Data records:

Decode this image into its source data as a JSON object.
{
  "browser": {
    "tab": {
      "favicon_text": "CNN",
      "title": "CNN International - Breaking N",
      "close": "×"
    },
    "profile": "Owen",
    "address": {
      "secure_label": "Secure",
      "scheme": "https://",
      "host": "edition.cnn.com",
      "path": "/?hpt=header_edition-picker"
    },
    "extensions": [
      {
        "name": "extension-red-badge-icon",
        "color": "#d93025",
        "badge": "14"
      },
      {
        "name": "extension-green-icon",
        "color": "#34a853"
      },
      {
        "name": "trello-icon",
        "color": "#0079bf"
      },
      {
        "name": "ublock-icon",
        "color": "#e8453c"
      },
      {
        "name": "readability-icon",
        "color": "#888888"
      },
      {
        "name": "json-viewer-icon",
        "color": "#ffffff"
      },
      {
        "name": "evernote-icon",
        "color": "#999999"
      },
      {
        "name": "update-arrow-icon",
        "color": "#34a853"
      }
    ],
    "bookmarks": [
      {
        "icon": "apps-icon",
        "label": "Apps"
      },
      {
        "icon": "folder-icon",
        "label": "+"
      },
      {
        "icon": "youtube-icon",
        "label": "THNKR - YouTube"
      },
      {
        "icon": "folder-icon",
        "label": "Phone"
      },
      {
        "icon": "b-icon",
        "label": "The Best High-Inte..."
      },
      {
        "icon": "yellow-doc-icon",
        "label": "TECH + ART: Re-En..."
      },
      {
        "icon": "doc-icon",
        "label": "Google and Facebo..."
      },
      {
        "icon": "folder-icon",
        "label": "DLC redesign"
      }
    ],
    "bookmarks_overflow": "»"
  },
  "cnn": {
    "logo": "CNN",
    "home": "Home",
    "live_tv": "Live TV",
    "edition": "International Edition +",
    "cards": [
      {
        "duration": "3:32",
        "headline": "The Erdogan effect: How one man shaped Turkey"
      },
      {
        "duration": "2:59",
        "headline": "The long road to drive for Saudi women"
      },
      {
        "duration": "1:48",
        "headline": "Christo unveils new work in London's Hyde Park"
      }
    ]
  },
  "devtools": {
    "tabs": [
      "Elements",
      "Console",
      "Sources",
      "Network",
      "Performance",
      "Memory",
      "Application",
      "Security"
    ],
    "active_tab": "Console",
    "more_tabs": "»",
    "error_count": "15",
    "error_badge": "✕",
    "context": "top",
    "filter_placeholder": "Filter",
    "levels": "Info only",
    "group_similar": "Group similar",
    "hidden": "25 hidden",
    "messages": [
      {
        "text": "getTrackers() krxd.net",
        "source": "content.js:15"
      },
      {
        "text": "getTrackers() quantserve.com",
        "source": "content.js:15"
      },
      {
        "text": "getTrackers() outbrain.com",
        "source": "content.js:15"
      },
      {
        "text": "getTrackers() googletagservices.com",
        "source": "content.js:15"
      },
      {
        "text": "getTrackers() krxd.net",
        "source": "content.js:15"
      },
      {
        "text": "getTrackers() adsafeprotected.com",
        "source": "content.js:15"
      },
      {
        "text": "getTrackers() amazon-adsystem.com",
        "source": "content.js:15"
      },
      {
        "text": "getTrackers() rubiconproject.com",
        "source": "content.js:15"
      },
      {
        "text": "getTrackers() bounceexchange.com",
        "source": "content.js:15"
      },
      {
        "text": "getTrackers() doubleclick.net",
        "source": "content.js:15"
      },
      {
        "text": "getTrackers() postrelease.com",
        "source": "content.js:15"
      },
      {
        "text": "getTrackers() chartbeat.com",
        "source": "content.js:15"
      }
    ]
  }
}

# [What is asked]
Set all of the entries down again, exactly as they were given.

# [Solution for this exercise]
Decode this image into its source data as a JSON object.
{
  "browser": {
    "tab": {
      "favicon_text": "CNN",
      "title": "CNN International - Breaking N",
      "close": "×"
    },
    "profile": "Owen",
    "address": {
      "secure_label": "Secure",
      "scheme": "https://",
      "host": "edition.cnn.com",
      "path": "/?hpt=header_edition-picker"
    },
    "extensions": [
      {
        "name": "extension-red-badge-icon",
        "color": "#d93025",
        "badge": "14"
      },
      {
        "name": "extension-green-icon",
        "color": "#34a853"
      },
      {
        "name": "trello-icon",
        "color": "#0079bf"
      },
      {
        "name": "ublock-icon",
        "color": "#e8453c"
      },
      {
        "name": "readability-icon",
        "color": "#888888"
      },
      {
        "name": "json-viewer-icon",
        "color": "#ffffff"
      },
      {
        "name": "evernote-icon",
        "color": "#999999"
      },
      {
        "name": "update-arrow-icon",
        "color": "#34a853"
      }
    ],
    "bookmarks": [
      {
        "icon": "apps-icon",
        "label": "Apps"
      },
      {
        "icon": "folder-icon",
        "label": "+"
      },
      {
        "icon": "youtube-icon",
        "label": "THNKR - YouTube"
      },
      {
        "icon": "folder-icon",
        "label": "Phone"
      },
      {
        "icon": "b-icon",
        "label": "The Best High-Inte..."
      },
      {
        "icon": "yellow-doc-icon",
        "label": "TECH + ART: Re-En..."
      },
      {
        "icon": "doc-icon",
        "label": "Google and Facebo..."
      },
      {
        "icon": "folder-icon",
        "label": "DLC redesign"
      }
    ],
    "bookmarks_overflow": "»"
  },
  "cnn": {
    "logo": "CNN",
    "home": "Home",
    "live_tv": "Live TV",
    "edition": "International Edition +",
    "cards": [
      {
        "duration": "3:32",
        "headline": "The Erdogan effect: How one man shaped Turkey"
      },
      {
        "duration": "2:59",
        "headline": "The long road to drive for Saudi women"
      },
      {
        "duration": "1:48",
        "headline": "Christo unveils new work in London's Hyde Park"
      }
    ]
  },
  "devtools": {
    "tabs": [
      "Elements",
      "Console",
      "Sources",
      "Network",
      "Performance",
      "Memory",
      "Application",
      "Security"
    ],
    "active_tab": "Console",
    "more_tabs": "»",
    "error_count": "15",
    "error_badge": "✕",
    "context": "top",
    "filter_placeholder": "Filter",
    "levels": "Info only",
    "group_similar": "Group similar",
    "hidden": "25 hidden",
    "messages": [
      {
        "text": "getTrackers() krxd.net",
        "source": "content.js:15"
      },
      {
        "text": "getTrackers() quantserve.com",
        "source": "content.js:15"
      },
      {
        "text": "getTrackers() outbrain.com",
        "source": "content.js:15"
      },
      {
        "text": "getTrackers() googletagservices.com",
        "source": "content.js:15"
      },
      {
        "text": "getTrackers() krxd.net",
        "source": "content.js:15"
      },
      {
        "text": "getTrackers() adsafeprotected.com",
        "source": "content.js:15"
      },
      {
        "text": "getTrackers() amazon-adsystem.com",
        "source": "content.js:15"
      },
      {
        "text": "getTrackers() rubiconproject.com",
        "source": "content.js:15"
      },
      {
        "text": "getTrackers() bounceexchange.com",
        "source": "content.js:15"
      },
      {
        "text": "getTrackers() doubleclick.net",
        "source": "content.js:15"
      },
      {
        "text": "getTrackers() postrelease.com",
        "source": "content.js:15"
      },
      {
        "text": "getTrackers() chartbeat.com",
        "source": "content.js:15"
      }
    ]
  }
}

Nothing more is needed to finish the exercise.